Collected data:

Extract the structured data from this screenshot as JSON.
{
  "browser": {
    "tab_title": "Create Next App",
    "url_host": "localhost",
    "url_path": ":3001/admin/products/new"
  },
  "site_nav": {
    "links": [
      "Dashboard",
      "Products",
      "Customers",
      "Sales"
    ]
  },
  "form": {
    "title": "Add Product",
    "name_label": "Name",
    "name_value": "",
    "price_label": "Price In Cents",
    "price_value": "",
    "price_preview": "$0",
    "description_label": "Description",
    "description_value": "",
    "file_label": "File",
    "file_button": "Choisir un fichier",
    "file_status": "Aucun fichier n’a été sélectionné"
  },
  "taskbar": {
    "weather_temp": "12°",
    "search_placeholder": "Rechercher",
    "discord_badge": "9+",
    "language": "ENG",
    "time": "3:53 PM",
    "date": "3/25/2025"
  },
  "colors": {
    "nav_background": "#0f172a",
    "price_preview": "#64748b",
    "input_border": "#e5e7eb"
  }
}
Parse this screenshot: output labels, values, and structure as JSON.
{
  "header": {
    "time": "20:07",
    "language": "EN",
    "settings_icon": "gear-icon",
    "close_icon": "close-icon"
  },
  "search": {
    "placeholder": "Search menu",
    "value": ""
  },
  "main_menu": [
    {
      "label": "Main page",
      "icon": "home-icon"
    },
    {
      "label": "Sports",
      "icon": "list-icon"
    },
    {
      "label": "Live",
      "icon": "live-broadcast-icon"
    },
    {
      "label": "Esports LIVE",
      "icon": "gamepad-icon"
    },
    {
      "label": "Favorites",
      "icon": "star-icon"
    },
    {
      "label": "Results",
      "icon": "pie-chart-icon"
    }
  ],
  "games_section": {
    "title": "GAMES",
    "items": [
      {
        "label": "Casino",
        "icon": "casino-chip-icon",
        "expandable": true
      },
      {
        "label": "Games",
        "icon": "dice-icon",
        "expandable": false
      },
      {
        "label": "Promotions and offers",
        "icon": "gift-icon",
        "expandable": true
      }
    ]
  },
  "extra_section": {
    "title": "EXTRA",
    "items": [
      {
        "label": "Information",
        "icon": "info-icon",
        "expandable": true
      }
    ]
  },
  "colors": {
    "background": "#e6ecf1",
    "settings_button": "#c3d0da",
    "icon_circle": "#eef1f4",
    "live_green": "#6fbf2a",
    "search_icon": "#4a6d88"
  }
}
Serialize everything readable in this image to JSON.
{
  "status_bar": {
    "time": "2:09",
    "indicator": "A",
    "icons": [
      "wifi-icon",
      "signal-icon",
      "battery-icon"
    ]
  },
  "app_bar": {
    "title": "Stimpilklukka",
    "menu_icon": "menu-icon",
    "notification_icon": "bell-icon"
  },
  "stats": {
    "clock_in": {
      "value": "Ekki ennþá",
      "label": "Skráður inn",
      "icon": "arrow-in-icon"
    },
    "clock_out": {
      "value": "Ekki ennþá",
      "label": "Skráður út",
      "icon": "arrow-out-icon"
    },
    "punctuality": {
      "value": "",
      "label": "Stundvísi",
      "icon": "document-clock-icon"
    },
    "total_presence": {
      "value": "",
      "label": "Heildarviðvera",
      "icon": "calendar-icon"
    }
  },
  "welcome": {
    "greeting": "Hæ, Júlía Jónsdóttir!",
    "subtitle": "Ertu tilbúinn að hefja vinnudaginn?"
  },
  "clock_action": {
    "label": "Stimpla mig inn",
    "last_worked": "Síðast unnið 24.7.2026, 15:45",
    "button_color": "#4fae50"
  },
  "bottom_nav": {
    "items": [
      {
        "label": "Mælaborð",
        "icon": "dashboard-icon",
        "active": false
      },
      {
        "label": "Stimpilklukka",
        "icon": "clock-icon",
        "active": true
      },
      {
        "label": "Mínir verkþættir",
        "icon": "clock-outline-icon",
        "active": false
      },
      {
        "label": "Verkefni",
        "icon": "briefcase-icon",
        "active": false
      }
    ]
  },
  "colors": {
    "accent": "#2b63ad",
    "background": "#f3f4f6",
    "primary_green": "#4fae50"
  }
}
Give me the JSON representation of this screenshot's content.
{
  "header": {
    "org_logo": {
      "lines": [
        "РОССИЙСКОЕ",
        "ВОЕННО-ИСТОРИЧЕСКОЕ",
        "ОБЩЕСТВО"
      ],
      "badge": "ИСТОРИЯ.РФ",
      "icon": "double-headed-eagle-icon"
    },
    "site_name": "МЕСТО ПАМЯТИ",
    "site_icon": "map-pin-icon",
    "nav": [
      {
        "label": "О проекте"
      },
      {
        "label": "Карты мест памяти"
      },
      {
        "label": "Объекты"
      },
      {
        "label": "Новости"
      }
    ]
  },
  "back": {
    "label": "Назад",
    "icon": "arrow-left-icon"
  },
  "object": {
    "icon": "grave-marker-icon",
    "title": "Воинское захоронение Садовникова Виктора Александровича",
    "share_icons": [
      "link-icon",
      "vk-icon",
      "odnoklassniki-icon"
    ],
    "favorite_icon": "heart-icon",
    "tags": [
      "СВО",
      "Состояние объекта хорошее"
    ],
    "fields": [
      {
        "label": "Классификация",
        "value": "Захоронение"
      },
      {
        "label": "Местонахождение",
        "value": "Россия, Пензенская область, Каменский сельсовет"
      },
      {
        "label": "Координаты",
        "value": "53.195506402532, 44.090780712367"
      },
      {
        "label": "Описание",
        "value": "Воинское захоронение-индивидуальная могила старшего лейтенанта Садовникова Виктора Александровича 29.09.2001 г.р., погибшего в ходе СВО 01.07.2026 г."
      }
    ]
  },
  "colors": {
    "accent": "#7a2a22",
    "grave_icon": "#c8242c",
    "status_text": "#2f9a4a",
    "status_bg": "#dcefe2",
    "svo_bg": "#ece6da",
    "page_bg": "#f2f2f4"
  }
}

What is asked: Copy out each line of the listing that holds "fichier".

Result of the exercise:
    "file_button": "Choisir un fichier",
    "file_status": "Aucun fichier n’a été sélectionné"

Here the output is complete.